■ Your objective
Work out how many lines hold the string "western". The answer is a single number, nothing more.

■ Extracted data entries
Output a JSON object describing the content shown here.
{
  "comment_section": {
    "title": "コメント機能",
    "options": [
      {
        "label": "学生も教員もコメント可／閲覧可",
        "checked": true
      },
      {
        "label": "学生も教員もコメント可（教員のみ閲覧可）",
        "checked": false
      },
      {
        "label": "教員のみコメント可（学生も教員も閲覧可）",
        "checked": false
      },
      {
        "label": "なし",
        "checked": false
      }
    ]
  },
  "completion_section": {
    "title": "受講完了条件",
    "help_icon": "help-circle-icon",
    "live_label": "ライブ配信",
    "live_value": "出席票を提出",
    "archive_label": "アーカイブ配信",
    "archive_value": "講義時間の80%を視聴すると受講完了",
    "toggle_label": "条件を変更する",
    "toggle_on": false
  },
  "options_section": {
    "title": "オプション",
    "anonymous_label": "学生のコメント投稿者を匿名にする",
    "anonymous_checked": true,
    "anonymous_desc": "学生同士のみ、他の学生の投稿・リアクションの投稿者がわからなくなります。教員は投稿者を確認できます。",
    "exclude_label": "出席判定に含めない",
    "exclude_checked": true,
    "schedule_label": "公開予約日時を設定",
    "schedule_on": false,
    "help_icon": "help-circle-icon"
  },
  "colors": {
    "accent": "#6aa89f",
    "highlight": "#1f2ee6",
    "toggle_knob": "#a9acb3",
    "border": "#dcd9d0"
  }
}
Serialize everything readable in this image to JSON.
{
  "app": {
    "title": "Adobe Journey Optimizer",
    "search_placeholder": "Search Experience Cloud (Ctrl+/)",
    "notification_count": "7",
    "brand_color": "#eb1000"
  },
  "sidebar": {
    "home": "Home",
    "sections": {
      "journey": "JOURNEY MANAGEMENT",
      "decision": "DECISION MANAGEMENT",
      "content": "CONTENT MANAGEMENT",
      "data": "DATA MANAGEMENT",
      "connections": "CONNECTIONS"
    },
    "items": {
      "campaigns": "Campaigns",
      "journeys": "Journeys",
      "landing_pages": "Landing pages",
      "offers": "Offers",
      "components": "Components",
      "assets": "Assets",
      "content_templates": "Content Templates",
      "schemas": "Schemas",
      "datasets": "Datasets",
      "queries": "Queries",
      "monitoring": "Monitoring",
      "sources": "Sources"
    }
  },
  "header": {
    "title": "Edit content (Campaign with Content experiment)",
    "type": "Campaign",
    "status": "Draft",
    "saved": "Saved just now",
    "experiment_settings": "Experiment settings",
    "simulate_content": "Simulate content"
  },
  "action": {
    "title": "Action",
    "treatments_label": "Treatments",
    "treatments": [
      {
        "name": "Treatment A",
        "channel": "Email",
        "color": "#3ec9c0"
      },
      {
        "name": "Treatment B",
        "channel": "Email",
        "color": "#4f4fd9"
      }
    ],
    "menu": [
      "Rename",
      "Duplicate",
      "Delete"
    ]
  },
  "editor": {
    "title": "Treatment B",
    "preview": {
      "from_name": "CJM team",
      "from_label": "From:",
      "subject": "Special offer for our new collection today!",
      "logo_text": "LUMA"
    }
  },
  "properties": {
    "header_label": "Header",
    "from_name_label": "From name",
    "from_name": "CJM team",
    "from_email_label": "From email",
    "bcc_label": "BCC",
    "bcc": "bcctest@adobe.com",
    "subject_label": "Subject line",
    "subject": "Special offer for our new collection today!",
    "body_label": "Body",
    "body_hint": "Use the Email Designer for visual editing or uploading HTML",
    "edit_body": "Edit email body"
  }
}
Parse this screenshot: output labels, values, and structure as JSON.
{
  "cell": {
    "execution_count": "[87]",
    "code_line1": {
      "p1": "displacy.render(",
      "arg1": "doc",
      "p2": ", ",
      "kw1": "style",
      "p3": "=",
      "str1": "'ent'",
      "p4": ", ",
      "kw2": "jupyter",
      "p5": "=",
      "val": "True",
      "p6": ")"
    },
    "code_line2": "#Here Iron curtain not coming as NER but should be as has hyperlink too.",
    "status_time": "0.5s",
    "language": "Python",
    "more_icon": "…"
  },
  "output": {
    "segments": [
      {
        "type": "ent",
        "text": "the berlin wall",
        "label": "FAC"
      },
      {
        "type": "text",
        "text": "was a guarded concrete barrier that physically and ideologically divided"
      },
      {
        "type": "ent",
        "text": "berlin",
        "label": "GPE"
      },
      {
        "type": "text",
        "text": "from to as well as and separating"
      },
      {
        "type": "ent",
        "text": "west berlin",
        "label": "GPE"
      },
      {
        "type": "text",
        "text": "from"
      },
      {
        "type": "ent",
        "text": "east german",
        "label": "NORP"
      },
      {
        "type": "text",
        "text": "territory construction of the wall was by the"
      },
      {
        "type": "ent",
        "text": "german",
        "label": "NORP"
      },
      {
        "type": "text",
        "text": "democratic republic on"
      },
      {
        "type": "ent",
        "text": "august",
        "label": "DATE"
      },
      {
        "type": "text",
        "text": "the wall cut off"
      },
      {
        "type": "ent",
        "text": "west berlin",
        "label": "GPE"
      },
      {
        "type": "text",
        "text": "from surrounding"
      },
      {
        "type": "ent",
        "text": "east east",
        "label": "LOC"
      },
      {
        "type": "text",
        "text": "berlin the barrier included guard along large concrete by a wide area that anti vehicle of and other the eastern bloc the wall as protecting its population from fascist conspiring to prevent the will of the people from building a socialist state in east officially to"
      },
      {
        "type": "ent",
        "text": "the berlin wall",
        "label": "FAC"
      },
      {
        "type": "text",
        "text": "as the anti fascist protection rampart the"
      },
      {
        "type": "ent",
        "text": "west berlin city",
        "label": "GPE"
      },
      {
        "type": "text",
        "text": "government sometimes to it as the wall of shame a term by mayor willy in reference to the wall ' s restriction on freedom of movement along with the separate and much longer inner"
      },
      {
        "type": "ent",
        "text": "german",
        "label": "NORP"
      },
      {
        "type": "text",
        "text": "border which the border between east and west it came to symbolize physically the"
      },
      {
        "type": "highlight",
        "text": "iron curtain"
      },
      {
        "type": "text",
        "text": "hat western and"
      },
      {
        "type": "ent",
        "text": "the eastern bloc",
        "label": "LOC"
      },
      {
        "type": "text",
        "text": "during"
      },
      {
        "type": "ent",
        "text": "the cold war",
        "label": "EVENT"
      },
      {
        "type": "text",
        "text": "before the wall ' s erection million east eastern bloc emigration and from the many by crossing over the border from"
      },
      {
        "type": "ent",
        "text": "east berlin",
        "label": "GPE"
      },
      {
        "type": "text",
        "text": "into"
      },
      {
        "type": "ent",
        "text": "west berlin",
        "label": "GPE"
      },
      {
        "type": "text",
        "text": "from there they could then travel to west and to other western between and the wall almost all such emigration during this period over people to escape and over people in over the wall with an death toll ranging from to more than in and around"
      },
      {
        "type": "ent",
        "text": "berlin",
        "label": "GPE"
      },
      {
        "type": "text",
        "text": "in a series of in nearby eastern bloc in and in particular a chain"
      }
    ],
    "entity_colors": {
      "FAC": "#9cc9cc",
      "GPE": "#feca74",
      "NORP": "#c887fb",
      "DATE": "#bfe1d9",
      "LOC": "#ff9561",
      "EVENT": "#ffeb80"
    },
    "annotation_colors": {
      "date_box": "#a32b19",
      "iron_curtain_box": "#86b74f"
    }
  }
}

■ Expected output
2